— begin Material for this exercise —

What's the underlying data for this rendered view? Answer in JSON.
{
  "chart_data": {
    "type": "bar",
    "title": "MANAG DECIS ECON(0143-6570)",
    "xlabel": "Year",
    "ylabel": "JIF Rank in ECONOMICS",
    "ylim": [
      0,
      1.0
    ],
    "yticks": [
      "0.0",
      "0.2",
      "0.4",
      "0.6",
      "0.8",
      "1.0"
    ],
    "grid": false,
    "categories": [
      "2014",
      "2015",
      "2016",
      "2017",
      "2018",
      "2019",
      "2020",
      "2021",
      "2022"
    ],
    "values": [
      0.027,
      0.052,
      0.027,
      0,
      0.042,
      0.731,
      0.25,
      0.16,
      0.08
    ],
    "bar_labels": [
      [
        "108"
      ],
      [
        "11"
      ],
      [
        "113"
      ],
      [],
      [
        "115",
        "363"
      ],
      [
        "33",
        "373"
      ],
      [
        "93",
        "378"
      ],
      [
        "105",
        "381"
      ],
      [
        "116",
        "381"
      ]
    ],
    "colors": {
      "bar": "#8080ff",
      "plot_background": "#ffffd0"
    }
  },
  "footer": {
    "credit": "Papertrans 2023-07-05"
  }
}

— end Material for this exercise —

- Written problem
Copy each line of the data above without altering a single character.

- The response
What's the underlying data for this rendered view? Answer in JSON.
{
  "chart_data": {
    "type": "bar",
    "title": "MANAG DECIS ECON(0143-6570)",
    "xlabel": "Year",
    "ylabel": "JIF Rank in ECONOMICS",
    "ylim": [
      0,
      1.0
    ],
    "yticks": [
      "0.0",
      "0.2",
      "0.4",
      "0.6",
      "0.8",
      "1.0"
    ],
    "grid": false,
    "categories": [
      "2014",
      "2015",
      "2016",
      "2017",
      "2018",
      "2019",
      "2020",
      "2021",
      "2022"
    ],
    "values": [
      0.027,
      0.052,
      0.027,
      0,
      0.042,
      0.731,
      0.25,
      0.16,
      0.08
    ],
    "bar_labels": [
      [
        "108"
      ],
      [
        "11"
      ],
      [
        "113"
      ],
      [],
      [
        "115",
        "363"
      ],
      [
        "33",
        "373"
      ],
      [
        "93",
        "378"
      ],
      [
        "105",
        "381"
      ],
      [
        "116",
        "381"
      ]
    ],
    "colors": {
      "bar": "#8080ff",
      "plot_background": "#ffffd0"
    }
  },
  "footer": {
    "credit": "Papertrans 2023-07-05"
  }
}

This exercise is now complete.